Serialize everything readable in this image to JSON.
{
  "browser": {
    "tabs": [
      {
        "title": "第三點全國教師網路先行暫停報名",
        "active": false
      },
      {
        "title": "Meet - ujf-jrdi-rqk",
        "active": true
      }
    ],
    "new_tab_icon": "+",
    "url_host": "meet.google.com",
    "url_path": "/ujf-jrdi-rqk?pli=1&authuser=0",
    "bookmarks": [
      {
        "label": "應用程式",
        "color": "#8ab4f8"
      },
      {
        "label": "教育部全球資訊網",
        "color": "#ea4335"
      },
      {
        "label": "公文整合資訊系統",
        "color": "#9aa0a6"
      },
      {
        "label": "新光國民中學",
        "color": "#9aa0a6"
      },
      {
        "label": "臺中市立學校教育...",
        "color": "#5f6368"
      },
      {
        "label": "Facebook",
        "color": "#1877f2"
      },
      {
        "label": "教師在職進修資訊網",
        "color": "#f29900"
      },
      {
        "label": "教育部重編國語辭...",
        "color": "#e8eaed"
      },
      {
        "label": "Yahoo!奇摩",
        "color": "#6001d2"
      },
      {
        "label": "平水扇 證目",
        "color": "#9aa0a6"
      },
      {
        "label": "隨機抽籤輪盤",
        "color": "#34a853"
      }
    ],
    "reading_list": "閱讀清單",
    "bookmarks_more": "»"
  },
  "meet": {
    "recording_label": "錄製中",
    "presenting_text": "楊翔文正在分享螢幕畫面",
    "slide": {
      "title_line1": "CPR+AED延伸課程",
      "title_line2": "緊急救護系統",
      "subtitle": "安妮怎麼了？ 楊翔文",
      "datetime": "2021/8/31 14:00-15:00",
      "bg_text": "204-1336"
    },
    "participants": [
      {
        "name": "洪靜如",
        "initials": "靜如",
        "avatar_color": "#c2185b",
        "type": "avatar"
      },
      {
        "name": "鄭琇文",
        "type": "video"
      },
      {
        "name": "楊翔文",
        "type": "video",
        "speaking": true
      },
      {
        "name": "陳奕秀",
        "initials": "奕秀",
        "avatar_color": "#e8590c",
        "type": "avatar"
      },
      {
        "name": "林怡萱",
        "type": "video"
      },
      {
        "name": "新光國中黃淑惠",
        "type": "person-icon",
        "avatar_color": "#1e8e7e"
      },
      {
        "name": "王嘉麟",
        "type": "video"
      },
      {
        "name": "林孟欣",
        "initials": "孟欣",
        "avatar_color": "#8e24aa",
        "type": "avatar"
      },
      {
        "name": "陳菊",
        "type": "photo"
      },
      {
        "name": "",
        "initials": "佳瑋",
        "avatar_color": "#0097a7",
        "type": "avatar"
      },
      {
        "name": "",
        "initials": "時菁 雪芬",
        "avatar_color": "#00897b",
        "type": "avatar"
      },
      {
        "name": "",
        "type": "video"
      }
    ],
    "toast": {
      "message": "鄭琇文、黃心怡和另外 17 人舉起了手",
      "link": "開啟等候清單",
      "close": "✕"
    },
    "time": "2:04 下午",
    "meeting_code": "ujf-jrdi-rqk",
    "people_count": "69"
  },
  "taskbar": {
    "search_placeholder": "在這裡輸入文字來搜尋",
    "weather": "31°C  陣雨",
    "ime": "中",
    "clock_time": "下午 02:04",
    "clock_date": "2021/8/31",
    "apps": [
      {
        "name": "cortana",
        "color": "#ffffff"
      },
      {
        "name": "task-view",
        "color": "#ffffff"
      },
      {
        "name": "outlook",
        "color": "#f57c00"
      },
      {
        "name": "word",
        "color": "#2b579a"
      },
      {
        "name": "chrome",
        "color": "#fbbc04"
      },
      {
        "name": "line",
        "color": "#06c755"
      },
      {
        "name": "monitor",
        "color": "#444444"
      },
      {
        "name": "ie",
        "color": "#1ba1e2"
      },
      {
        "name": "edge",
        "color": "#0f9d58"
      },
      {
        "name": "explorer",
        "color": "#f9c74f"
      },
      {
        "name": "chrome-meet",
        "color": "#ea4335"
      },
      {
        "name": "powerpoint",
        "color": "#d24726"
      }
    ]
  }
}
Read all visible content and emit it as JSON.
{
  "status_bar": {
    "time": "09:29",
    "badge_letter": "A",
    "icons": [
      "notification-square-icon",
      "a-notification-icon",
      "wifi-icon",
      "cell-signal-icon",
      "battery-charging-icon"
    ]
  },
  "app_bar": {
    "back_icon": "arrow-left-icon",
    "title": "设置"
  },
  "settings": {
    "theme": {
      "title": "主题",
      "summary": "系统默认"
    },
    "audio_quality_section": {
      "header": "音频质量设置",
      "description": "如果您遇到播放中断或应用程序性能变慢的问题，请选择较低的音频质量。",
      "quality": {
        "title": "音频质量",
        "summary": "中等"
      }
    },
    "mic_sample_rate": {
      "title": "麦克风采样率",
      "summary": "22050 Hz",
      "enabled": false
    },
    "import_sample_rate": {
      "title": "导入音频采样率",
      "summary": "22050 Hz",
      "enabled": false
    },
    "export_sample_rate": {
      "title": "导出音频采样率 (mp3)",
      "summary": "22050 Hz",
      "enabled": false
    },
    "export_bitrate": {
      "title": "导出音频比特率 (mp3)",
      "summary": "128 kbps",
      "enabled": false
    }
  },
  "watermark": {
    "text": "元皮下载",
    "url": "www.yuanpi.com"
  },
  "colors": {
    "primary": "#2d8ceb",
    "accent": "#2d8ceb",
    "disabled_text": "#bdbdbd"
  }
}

TASK GOAL:
From the data above, show each line that contains "jrdi".

WRITTEN SOLUTION:
        "title": "Meet - ujf-jrdi-rqk",
    "url_path": "/ujf-jrdi-rqk?pli=1&authuser=0",
    "meeting_code": "ujf-jrdi-rqk",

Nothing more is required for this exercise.